**Lista de tarefas**
1 > Responda, com base na notícia sobre a operação Coffee Break:
(a) Quantos mandados de busca e apreensão foram cumpridos na nova fase?
(b) Em quais lugares foram cumpridos os mandados da operação iniciada em novembro do ano passado?
(c) Que cargo ocupava Fernando Moraes quando foi preso?
2 > Escreva a continuação da notícia sobre a operação Coffee Break, começando depois da última frase.

═══ Texto fornecido ═══

Polícia Federal avança em operação contra fraudes em licitações públicas
Nova fase da operação Coffee Break cumpre mandados em São Paulo e apreende armas, munições e medidas de constrição patrimonial

A Polícia Federal deflagrou nesta quinta-feira (15) uma nova fase da operação Coffee Break, que investiga fraudes em processos de licitação pública. Foram cumpridos três mandados de busca e apreensão no estado de São Paulo, com apreensão de armas, munições e aplicação de medidas de constrição patrimonial.
Segundo a PF, os investigados podem responder, conforme o grau de envolvimento, por crimes de corrupção ativa e passiva, peculato, fraude em licitação, lavagem de dinheiro, contratação direta ilegal e organização criminosa.
A ação é um desdobramento da operação iniciada em novembro do ano passado, quando foram cumpridos 50 mandados de busca e apreensão e seis de prisão preventiva em São Paulo, Paraná e no Distrito Federal. Na ocasião, foram presos o vice-prefeito de Hortolândia (SP), Cafu César (PSB), e o secretário municipal de Educação, Fernando Moraes.

═══ Listagem de dados ═══

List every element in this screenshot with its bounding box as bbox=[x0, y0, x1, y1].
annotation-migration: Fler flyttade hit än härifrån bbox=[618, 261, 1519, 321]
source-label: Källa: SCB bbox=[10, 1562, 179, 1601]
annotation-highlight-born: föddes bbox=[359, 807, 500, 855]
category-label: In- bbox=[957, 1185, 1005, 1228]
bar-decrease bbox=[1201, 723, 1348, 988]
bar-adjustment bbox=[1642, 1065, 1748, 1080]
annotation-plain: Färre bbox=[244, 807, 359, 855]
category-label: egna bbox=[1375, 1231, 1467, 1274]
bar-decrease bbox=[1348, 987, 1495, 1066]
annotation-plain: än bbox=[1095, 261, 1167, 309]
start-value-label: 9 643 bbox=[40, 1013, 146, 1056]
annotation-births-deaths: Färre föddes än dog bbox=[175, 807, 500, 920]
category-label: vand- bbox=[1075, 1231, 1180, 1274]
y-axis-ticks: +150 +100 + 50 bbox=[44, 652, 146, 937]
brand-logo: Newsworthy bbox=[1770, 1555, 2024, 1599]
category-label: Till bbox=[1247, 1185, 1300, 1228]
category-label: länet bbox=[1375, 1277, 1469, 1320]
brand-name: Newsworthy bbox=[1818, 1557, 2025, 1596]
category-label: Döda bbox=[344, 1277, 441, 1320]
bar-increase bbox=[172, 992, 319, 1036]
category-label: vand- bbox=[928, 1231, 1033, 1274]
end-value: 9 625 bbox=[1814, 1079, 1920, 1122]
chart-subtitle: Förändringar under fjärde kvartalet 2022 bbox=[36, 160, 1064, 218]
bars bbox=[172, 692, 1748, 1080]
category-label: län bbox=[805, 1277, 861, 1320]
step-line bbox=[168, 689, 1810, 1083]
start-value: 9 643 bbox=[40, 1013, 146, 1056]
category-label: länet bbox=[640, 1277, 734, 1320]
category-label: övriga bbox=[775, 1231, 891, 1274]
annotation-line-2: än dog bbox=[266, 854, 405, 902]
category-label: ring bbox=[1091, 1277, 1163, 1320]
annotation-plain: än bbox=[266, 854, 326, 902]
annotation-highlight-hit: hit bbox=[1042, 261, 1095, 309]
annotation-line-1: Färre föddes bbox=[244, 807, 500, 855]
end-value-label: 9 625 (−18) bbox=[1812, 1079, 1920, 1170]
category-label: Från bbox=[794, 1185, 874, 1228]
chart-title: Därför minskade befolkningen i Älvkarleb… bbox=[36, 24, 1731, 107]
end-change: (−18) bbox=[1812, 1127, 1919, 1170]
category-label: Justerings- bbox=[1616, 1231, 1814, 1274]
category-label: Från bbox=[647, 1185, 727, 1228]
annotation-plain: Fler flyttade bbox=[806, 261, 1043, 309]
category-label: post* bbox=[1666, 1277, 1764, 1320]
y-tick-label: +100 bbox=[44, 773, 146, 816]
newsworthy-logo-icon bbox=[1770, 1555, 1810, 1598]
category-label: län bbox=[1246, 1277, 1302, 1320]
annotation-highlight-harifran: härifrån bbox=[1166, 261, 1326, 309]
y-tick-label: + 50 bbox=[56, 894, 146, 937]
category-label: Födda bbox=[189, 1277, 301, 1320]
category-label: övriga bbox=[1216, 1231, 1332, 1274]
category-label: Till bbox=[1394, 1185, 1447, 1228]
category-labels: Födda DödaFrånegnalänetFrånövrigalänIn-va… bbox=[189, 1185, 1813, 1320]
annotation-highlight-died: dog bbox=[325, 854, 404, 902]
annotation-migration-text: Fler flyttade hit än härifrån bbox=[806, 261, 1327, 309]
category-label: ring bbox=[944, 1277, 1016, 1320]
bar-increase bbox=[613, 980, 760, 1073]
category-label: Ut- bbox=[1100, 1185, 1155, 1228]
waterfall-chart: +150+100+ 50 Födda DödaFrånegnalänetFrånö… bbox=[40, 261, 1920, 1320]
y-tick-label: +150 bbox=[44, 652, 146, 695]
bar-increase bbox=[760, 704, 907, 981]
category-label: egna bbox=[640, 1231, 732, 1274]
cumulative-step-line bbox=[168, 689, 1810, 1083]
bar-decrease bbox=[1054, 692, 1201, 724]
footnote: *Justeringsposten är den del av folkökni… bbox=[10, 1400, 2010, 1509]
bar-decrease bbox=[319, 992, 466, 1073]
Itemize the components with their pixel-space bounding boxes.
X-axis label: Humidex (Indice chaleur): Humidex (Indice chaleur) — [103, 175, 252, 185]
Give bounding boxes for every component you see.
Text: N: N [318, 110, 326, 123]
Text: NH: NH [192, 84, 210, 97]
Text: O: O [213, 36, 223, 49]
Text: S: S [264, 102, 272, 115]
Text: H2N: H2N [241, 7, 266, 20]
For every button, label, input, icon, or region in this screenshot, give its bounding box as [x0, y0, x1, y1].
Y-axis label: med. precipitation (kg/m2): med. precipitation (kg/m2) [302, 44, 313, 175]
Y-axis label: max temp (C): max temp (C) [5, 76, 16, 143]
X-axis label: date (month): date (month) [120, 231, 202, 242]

═══

**Lista de respostas**
1 >
(a) Três mandados, no estado de São Paulo.
(b) Em São Paulo, no Paraná e no Distrito Federal.
(c) Secretário municipal de Educação.

2 >
As investigações começaram a partir da identificação de irregularidades em licitações para a compra de kits de robótica e livros didáticos. A PF identificou uma empresa de pequeno porte que movimentou valores incompatíveis com sua capacidade financeira e operacional, com parte dos pagamentos feita com recursos do Fundeb.
De acordo com a corporação, o esquema envolvia corrupção e lavagem de dinheiro, utilizando contratos públicos na área educacional como fachada para desvio de recursos. O dinheiro era fragmentado por meio de transferências bancárias, uso de empresas de fachada, boletos, conversões parciais e saques em espécie.